Where a line holds the string "Goods", return that line.

--- Items ---

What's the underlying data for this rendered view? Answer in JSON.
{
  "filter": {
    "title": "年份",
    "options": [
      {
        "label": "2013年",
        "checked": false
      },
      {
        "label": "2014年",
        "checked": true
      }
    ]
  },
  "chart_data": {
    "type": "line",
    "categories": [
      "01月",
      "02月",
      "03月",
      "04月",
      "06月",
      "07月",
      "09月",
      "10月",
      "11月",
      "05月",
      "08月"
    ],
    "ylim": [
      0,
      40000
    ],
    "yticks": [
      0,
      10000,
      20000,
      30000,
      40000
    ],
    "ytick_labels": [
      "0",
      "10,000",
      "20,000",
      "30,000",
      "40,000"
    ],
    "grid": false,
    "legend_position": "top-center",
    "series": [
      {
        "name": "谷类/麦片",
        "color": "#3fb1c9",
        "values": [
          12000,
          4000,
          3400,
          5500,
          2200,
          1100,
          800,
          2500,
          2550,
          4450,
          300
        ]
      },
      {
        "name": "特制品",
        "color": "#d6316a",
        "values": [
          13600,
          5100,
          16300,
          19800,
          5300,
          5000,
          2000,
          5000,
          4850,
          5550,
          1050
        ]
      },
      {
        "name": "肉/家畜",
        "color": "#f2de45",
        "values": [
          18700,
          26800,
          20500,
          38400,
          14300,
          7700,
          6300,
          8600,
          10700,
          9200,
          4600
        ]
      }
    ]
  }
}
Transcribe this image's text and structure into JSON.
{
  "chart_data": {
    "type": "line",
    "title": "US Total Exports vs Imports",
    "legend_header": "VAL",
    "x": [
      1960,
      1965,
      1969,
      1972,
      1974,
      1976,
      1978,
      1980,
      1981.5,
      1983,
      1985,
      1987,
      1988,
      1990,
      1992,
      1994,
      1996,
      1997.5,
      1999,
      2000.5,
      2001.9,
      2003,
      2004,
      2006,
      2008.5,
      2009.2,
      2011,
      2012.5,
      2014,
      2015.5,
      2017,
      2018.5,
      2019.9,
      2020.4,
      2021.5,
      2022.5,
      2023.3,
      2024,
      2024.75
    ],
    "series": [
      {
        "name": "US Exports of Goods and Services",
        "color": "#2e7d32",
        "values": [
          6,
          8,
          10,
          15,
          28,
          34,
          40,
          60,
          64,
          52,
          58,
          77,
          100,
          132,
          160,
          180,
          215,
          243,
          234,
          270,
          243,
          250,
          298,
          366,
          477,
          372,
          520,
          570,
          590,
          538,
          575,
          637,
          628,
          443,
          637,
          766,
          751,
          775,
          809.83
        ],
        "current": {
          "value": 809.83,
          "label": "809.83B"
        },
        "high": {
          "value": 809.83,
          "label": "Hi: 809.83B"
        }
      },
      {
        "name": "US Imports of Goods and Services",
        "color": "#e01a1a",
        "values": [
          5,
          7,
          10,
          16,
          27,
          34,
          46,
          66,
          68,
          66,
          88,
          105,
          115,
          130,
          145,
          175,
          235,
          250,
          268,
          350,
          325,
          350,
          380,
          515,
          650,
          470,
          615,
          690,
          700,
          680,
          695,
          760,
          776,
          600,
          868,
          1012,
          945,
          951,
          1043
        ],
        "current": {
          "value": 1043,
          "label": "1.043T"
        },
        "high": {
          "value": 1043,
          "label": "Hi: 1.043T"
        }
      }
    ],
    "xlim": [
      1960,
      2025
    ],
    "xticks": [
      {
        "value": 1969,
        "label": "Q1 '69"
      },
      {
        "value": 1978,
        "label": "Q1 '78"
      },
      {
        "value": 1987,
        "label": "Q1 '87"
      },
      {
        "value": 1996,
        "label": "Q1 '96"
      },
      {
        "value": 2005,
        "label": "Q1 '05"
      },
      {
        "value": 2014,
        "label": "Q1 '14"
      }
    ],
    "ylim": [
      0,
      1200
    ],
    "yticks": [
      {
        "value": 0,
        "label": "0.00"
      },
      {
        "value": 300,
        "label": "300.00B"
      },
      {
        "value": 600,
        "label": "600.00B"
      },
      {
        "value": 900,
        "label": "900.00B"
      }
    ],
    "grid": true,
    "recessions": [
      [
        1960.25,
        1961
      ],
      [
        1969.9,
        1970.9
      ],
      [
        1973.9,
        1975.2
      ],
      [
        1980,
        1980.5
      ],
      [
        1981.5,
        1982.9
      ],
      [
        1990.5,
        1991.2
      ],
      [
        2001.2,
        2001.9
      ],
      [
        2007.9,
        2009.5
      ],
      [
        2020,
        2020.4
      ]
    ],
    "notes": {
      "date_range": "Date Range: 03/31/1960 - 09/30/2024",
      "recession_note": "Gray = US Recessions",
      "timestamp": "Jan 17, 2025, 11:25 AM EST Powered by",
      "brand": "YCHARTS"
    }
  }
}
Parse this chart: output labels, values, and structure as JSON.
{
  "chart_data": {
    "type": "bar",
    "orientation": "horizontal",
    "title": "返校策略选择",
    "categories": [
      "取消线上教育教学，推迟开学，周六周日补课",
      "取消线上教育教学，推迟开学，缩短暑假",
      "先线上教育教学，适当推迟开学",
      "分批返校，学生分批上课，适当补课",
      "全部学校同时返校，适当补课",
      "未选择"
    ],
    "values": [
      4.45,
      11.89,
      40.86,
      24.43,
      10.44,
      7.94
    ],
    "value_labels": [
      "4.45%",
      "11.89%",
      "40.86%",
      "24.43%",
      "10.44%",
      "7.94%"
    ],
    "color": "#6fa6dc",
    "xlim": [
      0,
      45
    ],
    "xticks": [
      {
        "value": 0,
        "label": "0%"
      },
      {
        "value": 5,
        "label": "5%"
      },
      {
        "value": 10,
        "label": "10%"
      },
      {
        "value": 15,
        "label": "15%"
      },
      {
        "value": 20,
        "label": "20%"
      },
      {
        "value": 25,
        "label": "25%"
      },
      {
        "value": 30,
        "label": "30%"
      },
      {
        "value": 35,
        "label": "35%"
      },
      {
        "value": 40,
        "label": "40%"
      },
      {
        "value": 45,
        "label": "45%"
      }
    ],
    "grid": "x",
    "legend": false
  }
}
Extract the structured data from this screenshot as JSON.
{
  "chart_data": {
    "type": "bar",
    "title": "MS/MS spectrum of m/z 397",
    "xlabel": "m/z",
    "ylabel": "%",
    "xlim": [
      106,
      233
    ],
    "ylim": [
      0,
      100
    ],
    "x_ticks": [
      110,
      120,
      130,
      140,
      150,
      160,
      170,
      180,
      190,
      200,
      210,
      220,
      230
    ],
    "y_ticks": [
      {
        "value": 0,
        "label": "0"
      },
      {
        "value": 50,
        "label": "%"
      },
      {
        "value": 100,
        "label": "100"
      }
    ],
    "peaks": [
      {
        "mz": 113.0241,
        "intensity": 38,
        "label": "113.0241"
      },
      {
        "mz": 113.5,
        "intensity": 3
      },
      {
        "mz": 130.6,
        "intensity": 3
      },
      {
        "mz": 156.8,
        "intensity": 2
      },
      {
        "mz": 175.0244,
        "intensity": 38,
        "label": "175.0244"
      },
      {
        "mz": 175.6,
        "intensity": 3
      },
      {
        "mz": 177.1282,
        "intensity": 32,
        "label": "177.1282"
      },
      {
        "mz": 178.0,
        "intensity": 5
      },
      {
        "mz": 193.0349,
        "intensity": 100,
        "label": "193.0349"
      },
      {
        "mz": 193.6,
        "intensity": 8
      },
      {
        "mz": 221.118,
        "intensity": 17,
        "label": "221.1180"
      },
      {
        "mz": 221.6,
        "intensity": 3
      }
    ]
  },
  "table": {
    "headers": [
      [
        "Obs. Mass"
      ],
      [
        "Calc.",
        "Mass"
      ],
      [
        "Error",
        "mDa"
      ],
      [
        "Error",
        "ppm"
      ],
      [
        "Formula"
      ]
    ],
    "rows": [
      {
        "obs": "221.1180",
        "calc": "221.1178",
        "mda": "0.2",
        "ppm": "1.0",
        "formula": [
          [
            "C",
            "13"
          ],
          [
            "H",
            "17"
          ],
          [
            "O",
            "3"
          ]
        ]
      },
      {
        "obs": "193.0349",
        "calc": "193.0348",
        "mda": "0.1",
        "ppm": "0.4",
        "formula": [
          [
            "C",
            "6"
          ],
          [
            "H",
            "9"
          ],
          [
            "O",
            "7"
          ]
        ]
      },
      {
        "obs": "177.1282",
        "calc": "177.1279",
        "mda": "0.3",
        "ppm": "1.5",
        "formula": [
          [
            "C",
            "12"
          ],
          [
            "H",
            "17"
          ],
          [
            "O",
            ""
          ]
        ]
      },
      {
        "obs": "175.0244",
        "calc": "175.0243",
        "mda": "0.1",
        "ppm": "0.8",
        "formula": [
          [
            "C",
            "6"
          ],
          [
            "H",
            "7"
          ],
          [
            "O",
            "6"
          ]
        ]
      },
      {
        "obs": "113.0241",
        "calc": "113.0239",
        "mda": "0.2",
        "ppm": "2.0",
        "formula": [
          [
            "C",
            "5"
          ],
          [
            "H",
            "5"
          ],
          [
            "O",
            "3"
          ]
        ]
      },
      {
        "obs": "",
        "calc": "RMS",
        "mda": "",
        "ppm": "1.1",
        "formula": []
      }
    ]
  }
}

---

Result of the exercise:
        "name": "US Exports of Goods and Services",
        "name": "US Imports of Goods and Services",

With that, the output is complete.